* BEGIN PASSAGE SHOWN *
Two local businessmen have filed separate complaints with the US Transportation Department over Hawaiian Airlines’ new policy in which passengers can no longer pre-select seats via the airline’s website or kiosk in its Pago Pago flights.

Hawaiian spokesperson Ann Botticelli told Samoa News on Tuesday that the airline had just finished a survey of the Pago Pago route and the survey “showed an increase in average passenger weight, which required us to redistribute weight in our Boeing 767 cabins to meet manufacturer’s guidelines.”

She said the weight redistribution includes limiting the number of adults per row, and reserving seats in certain rows on the airline’s Boeing 767 aircraft for children under the age of 13. (See Samoa News edition Sept. 28 for details).

It appears that not long after the local media reported on the new policy local businessmen Avamua Dave Haleck and Daniel R. King filed separate complaints with the USDOT Aviation Consumer Protection Division.

In his complaint, Avamua, a frequent flyer, brought to the federal agency’s attention what he calls “injustice” Hawaiian (HA) is “imposing on the travelers to and from American Samoa ONLY.”

“Besides having to endure high airfares due to the monopoly that exists with HA being the only carrier to the United States,” Avamua said the latest policy by not allowing seat selection when booking online on flights between Honolulu and Pago Pago “is discrimination in the truest sense of the word.”

He points out that it started with passengers to and from American Samoa being weighed at check in and now Hawaiian sets “new policy which targets travelers to American Samoa.” He said, that nowhere else in the Hawaiian system does it ask their passengers to be weighed and nowhere other than American Samoa flights can online seat selections not be made.

“This is how you spell D I S C I M I N A T I O N,” he declared.

In acknowledging the receipt of the complaint, USDOT says it “seeks to ensure that all airline passengers are treated fairly” and that complaints and comments from “consumers are helpful to us in determining whether the airlines are in compliance with our rules and to track trends or spot areas of concern that warrant further action.”
* END PASSAGE SHOWN *
**TASK SET:**
(a) Does each of these statements agree with the article on Hawaiian Airlines' Pago Pago seat policy? Answer yes or no for each, quoting the words of the article that decide it.
(i) The airline's survey found that average passenger weight had gone up.
(ii) Seats in certain rows are reserved for children under the age of 10.
(iii) The complaints went to the USDOT Aviation Consumer Protection Division.
(b) Can you extend the article on Hawaiian Airlines' Pago Pago seat policy past its last sentence?
The lines are separate material with no connection to the article.
* BEGIN ITEMS *
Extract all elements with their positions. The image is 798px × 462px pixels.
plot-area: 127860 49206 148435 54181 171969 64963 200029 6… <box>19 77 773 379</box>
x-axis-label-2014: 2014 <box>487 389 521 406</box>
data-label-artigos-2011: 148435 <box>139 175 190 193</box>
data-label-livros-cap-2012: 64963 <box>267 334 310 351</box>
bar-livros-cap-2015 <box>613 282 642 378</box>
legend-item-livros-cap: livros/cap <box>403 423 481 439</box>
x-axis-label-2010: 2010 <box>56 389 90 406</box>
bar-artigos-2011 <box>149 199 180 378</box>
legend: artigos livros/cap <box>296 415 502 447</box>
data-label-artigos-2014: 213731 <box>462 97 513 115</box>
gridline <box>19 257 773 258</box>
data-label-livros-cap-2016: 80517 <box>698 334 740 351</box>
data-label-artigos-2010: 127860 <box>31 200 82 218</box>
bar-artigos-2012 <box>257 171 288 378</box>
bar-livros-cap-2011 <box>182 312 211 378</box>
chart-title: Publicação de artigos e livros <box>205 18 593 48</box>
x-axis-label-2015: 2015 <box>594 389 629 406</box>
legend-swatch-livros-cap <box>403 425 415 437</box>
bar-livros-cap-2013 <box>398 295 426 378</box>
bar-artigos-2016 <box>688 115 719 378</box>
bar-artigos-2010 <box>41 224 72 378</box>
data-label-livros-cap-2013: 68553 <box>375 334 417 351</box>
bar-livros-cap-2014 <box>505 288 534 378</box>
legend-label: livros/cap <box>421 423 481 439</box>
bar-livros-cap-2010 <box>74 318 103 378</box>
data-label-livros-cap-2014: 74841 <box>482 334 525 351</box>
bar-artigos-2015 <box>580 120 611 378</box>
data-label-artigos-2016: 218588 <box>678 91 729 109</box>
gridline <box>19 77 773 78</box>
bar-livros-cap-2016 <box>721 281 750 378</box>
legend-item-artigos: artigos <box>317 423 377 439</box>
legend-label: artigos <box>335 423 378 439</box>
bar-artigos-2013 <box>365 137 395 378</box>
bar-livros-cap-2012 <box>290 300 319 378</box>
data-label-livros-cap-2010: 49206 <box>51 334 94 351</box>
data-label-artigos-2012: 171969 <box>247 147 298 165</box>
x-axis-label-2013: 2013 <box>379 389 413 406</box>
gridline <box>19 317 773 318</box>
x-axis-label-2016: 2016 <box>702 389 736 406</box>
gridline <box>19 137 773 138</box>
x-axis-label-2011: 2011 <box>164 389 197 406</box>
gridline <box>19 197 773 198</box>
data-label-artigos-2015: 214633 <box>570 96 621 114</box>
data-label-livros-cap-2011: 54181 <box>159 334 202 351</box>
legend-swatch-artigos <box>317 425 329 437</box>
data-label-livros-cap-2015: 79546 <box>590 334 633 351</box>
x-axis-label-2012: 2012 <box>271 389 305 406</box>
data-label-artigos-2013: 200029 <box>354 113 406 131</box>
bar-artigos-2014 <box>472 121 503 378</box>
* END ITEMS *
**ANSWERS BY TASK:**
(a)
(i) Yes: "showed an increase in average passenger weight"
(ii) No: "for children under the age of 13"
(iii) Yes: "filed separate complaints with the USDOT Aviation Consumer Protection Division"

(b)
Avamua was also informed that his complaint will be assigned to an analyst for review “and you will receive a more detailed acknowledgment from us within a few days.”

USDOT Aviation Consumer Protection Division gave identical acknowledgment after receiving King’s complaint, in which King says that he booked and paid for a round trip from Hilo, Hawai’i to Pago Pago with seats selected for the flight.

“Three weeks after booking the flight, Hawaiian Air has just informed me they changed their policy and no longer have pre assigned seats to Pago Pago and seats will be assigned at check in,” he said. “How do I know if I will get the seat I paid for?”

“This seems very discriminatory since it only applies to flights to Pago Pago. My seat selection from Hilo to Honolulu is unchanged,” he said, adding that Hawaiian Air is the only flight to Pago Pago “and most passengers are of Samoan descent which also begs the question of discrimination since Hawaiian Air has a long history of inadequate service to Pago Pago as the monopoly carrier.”

At least two other local residents have also filed with USDOT complaints against Hawaiian Air, and one of them didn’t want to be identified in the Samoa News story, while the other could not be reached for comment by press time.